• [Aim]: Everything in the listing except the pictures should be written out exactly.

• [Input data]:

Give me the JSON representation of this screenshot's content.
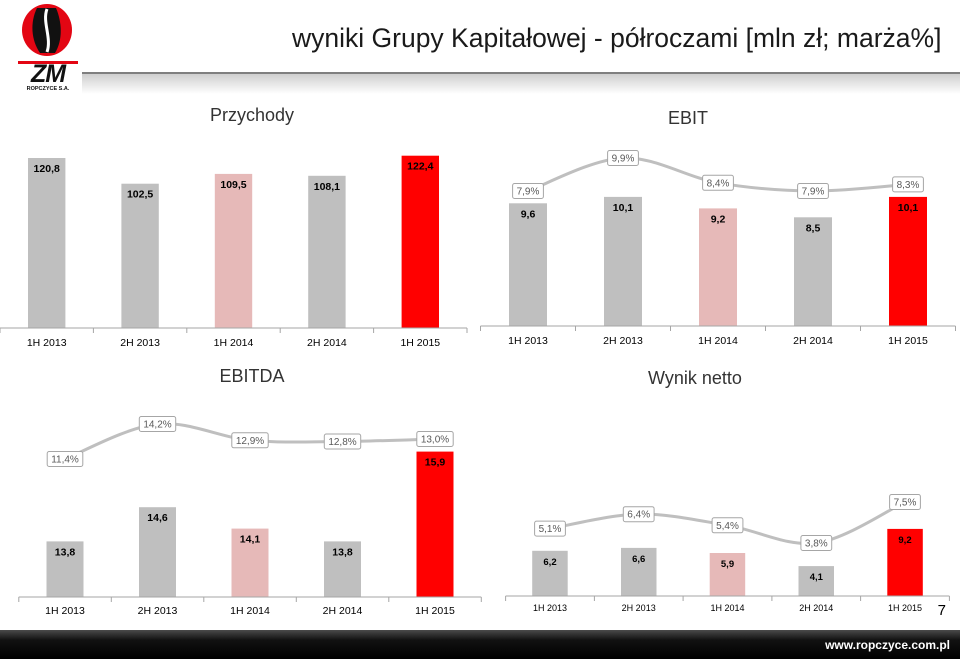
{
  "header": {
    "title": "wyniki Grupy Kapitałowej - półroczami [mln zł; marża%]",
    "logo": {
      "mark": "ZM",
      "company": "ROPCZYCE S.A."
    }
  },
  "colors": {
    "bar_gray": "#BFBFBF",
    "bar_pink": "#E6B9B8",
    "bar_red": "#FF0000",
    "margin_line": "#BFBFBF",
    "margin_label_border": "#A6A6A6",
    "axis": "#A6A6A6",
    "brand_red": "#E30613",
    "footer_bg": "#000000"
  },
  "chart_data": [
    {
      "type": "bar",
      "title": "Przychody",
      "categories": [
        "1H 2013",
        "2H 2013",
        "1H 2014",
        "2H 2014",
        "1H 2015"
      ],
      "values": [
        120.8,
        102.5,
        109.5,
        108.1,
        122.4
      ],
      "ylim": [
        0,
        130
      ],
      "bar_colors": [
        "#BFBFBF",
        "#BFBFBF",
        "#E6B9B8",
        "#BFBFBF",
        "#FF0000"
      ]
    },
    {
      "type": "bar",
      "title": "EBIT",
      "categories": [
        "1H 2013",
        "2H 2013",
        "1H 2014",
        "2H 2014",
        "1H 2015"
      ],
      "values": [
        9.6,
        10.1,
        9.2,
        8.5,
        10.1
      ],
      "ylim": [
        0,
        14
      ],
      "bar_colors": [
        "#BFBFBF",
        "#BFBFBF",
        "#E6B9B8",
        "#BFBFBF",
        "#FF0000"
      ],
      "margin_pct": [
        7.9,
        9.9,
        8.4,
        7.9,
        8.3
      ]
    },
    {
      "type": "bar",
      "title": "EBITDA",
      "categories": [
        "1H 2013",
        "2H 2013",
        "1H 2014",
        "2H 2014",
        "1H 2015"
      ],
      "values": [
        13.8,
        14.6,
        14.1,
        13.8,
        15.9
      ],
      "ylim": [
        12.5,
        16.5
      ],
      "bar_colors": [
        "#BFBFBF",
        "#BFBFBF",
        "#E6B9B8",
        "#BFBFBF",
        "#FF0000"
      ],
      "margin_pct": [
        11.4,
        14.2,
        12.9,
        12.8,
        13.0
      ]
    },
    {
      "type": "bar",
      "title": "Wynik netto",
      "categories": [
        "1H 2013",
        "2H 2013",
        "1H 2014",
        "2H 2014",
        "1H 2015"
      ],
      "values": [
        6.2,
        6.6,
        5.9,
        4.1,
        9.2
      ],
      "ylim": [
        0,
        24
      ],
      "bar_colors": [
        "#BFBFBF",
        "#BFBFBF",
        "#E6B9B8",
        "#BFBFBF",
        "#FF0000"
      ],
      "margin_pct": [
        5.1,
        6.4,
        5.4,
        3.8,
        7.5
      ]
    }
  ],
  "footer": {
    "url": "www.ropczyce.com.pl",
    "page_number": "7"
  }
}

• [The result]:
Give me the JSON representation of this screenshot's content.
{
  "header": {
    "title": "wyniki Grupy Kapitałowej - półroczami [mln zł; marża%]",
    "logo": {
      "mark": "ZM",
      "company": "ROPCZYCE S.A."
    }
  },
  "colors": {
    "bar_gray": "#BFBFBF",
    "bar_pink": "#E6B9B8",
    "bar_red": "#FF0000",
    "margin_line": "#BFBFBF",
    "margin_label_border": "#A6A6A6",
    "axis": "#A6A6A6",
    "brand_red": "#E30613",
    "footer_bg": "#000000"
  },
  "chart_data": [
    {
      "type": "bar",
      "title": "Przychody",
      "categories": [
        "1H 2013",
        "2H 2013",
        "1H 2014",
        "2H 2014",
        "1H 2015"
      ],
      "values": [
        120.8,
        102.5,
        109.5,
        108.1,
        122.4
      ],
      "ylim": [
        0,
        130
      ],
      "bar_colors": [
        "#BFBFBF",
        "#BFBFBF",
        "#E6B9B8",
        "#BFBFBF",
        "#FF0000"
      ]
    },
    {
      "type": "bar",
      "title": "EBIT",
      "categories": [
        "1H 2013",
        "2H 2013",
        "1H 2014",
        "2H 2014",
        "1H 2015"
      ],
      "values": [
        9.6,
        10.1,
        9.2,
        8.5,
        10.1
      ],
      "ylim": [
        0,
        14
      ],
      "bar_colors": [
        "#BFBFBF",
        "#BFBFBF",
        "#E6B9B8",
        "#BFBFBF",
        "#FF0000"
      ],
      "margin_pct": [
        7.9,
        9.9,
        8.4,
        7.9,
        8.3
      ]
    },
    {
      "type": "bar",
      "title": "EBITDA",
      "categories": [
        "1H 2013",
        "2H 2013",
        "1H 2014",
        "2H 2014",
        "1H 2015"
      ],
      "values": [
        13.8,
        14.6,
        14.1,
        13.8,
        15.9
      ],
      "ylim": [
        12.5,
        16.5
      ],
      "bar_colors": [
        "#BFBFBF",
        "#BFBFBF",
        "#E6B9B8",
        "#BFBFBF",
        "#FF0000"
      ],
      "margin_pct": [
        11.4,
        14.2,
        12.9,
        12.8,
        13.0
      ]
    },
    {
      "type": "bar",
      "title": "Wynik netto",
      "categories": [
        "1H 2013",
        "2H 2013",
        "1H 2014",
        "2H 2014",
        "1H 2015"
      ],
      "values": [
        6.2,
        6.6,
        5.9,
        4.1,
        9.2
      ],
      "ylim": [
        0,
        24
      ],
      "bar_colors": [
        "#BFBFBF",
        "#BFBFBF",
        "#E6B9B8",
        "#BFBFBF",
        "#FF0000"
      ],
      "margin_pct": [
        5.1,
        6.4,
        5.4,
        3.8,
        7.5
      ]
    }
  ],
  "footer": {
    "url": "www.ropczyce.com.pl",
    "page_number": "7"
  }
}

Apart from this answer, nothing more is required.